- [Exercise]
Find the lines below that contain the string "BrenIsConcerned". Copy each one.

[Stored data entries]
- - - - -

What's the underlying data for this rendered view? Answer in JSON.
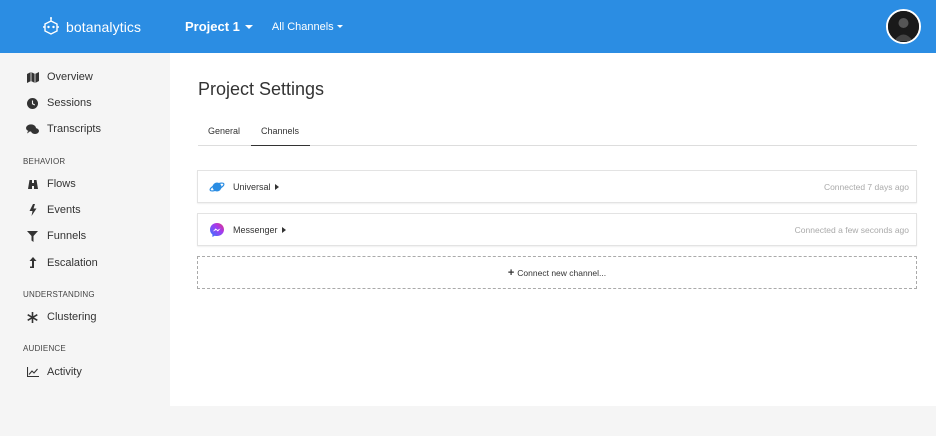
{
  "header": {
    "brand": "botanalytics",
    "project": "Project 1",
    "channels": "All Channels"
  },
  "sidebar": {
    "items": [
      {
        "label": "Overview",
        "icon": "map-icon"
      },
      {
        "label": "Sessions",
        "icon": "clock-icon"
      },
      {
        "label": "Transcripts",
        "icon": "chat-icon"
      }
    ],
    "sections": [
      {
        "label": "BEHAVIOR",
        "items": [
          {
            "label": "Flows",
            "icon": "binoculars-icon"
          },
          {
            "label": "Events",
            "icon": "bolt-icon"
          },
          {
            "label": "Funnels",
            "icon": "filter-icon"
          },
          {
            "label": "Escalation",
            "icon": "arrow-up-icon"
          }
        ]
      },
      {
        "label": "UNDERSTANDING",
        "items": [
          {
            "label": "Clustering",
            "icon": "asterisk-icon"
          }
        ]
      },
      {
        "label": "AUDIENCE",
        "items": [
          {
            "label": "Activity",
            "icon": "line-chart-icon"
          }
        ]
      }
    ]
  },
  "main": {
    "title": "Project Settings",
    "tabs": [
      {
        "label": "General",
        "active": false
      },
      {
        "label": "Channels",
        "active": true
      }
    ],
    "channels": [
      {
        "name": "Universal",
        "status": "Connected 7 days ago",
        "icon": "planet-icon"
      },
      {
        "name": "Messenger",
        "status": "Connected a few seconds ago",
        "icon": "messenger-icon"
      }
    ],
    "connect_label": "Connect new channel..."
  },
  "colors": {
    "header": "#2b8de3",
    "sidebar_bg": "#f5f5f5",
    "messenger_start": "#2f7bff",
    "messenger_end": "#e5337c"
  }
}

- - - - -

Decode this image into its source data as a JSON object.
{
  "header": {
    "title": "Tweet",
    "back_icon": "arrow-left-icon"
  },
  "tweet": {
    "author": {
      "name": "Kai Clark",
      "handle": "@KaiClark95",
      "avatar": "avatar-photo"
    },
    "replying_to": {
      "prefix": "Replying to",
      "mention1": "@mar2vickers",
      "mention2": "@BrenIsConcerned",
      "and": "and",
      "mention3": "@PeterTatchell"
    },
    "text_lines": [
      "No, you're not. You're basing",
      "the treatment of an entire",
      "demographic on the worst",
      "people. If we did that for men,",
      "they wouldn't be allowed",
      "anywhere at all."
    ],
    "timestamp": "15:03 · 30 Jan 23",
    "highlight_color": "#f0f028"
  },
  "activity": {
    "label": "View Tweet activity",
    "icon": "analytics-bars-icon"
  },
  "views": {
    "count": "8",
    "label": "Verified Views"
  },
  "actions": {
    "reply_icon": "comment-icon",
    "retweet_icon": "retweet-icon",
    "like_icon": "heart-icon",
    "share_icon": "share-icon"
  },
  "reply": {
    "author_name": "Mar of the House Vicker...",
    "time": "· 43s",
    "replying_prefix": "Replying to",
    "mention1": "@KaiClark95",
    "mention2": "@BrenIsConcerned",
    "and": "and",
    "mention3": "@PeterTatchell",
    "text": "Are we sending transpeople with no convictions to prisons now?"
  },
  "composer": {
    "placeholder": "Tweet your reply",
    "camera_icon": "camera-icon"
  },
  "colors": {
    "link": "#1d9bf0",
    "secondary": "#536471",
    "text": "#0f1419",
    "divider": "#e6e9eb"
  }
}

- - - - -

- [Reply to the exercise]
      "mention2": "@BrenIsConcerned",
    "mention2": "@BrenIsConcerned",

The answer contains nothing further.